* _MATERIAL SUPPLIED_:

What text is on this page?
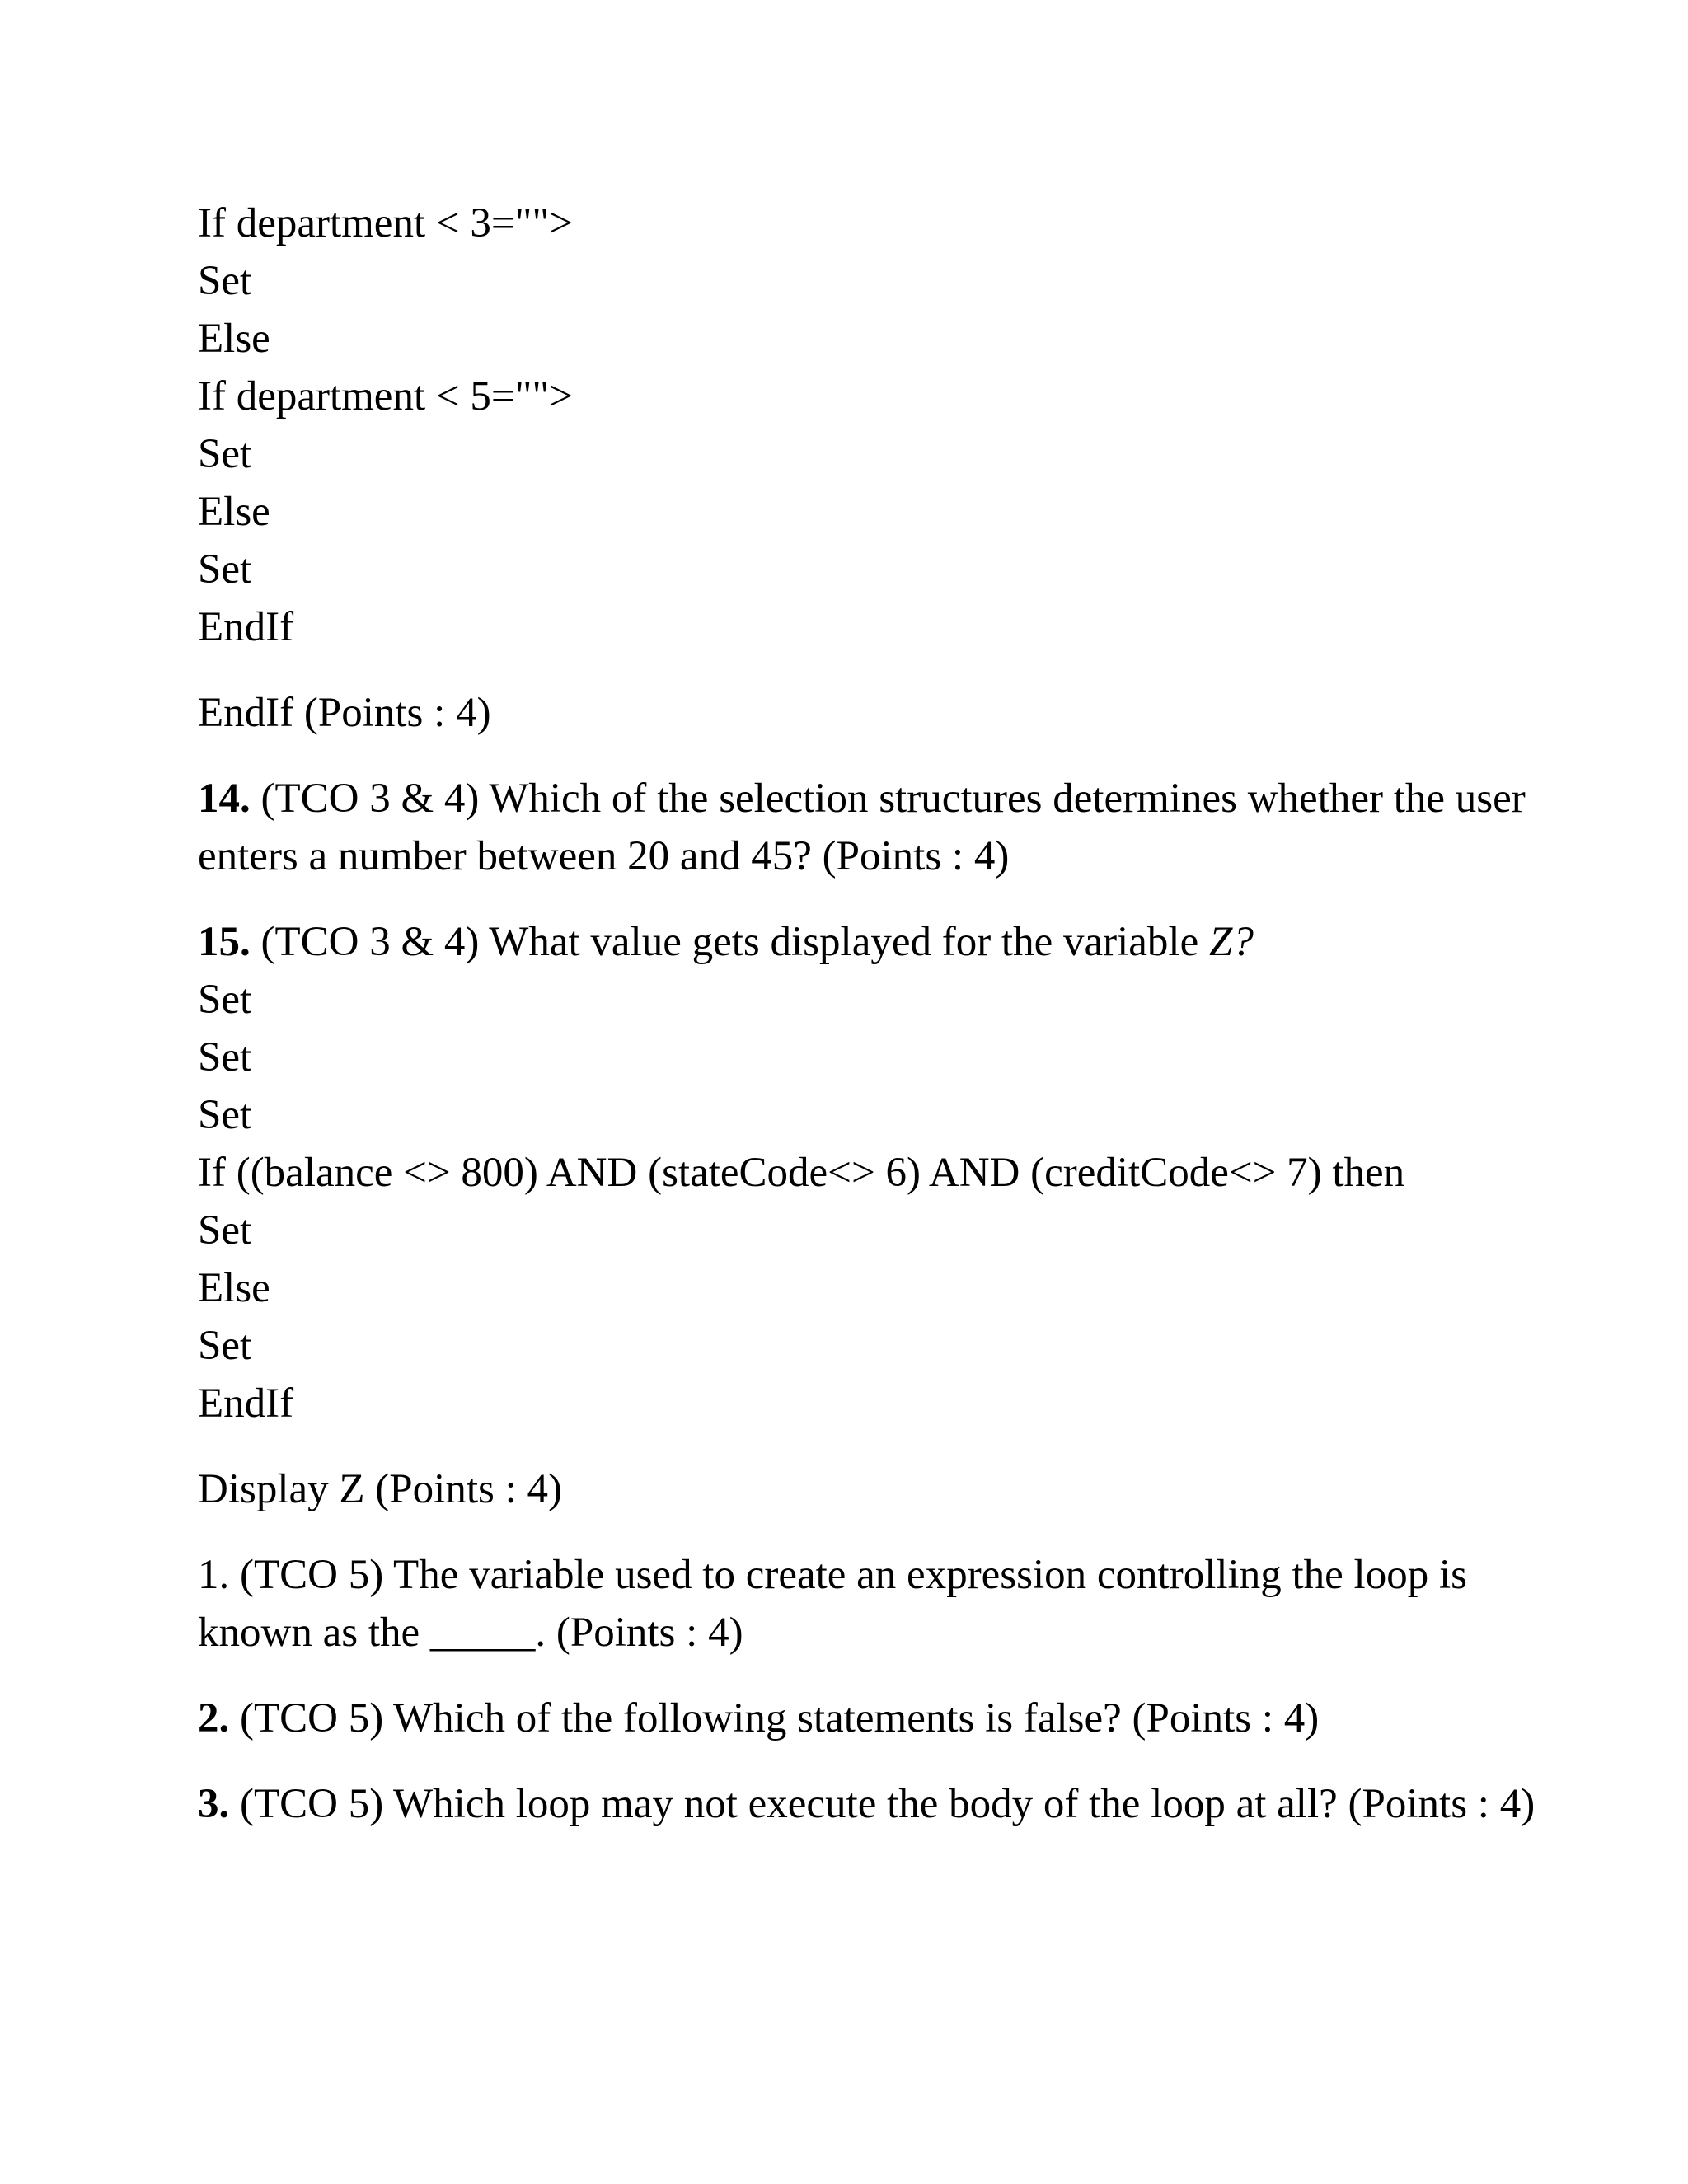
If department < 3="">
Set
Else
If department < 5="">
Set
Else
Set
EndIf

EndIf (Points : 4)

14. (TCO 3 & 4) Which of the selection structures determines whether the user enters a number between 20 and 45? (Points : 4)

15. (TCO 3 & 4) What value gets displayed for the variable Z?
Set
Set
Set
If ((balance <> 800) AND (stateCode<> 6) AND (creditCode<> 7) then
Set
Else
Set
EndIf

Display Z (Points : 4)

1. (TCO 5) The variable used to create an expression controlling the loop is known as the _____. (Points : 4)

2. (TCO 5) Which of the following statements is false? (Points : 4)

3. (TCO 5) Which loop may not execute the body of the loop at all? (Points : 4)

* _YOUR GOAL_: Return every line from the records above that holds the word "Points".

* _TASK RESULT_:
EndIf (Points : 4)
14. (TCO 3 & 4) Which of the selection structures determines whether the user enters a number between 20 and 45? (Points : 4)
Display Z (Points : 4)
1. (TCO 5) The variable used to create an expression controlling the loop is known as the _____. (Points : 4)
2. (TCO 5) Which of the following statements is false? (Points : 4)
3. (TCO 5) Which loop may not execute the body of the loop at all? (Points : 4)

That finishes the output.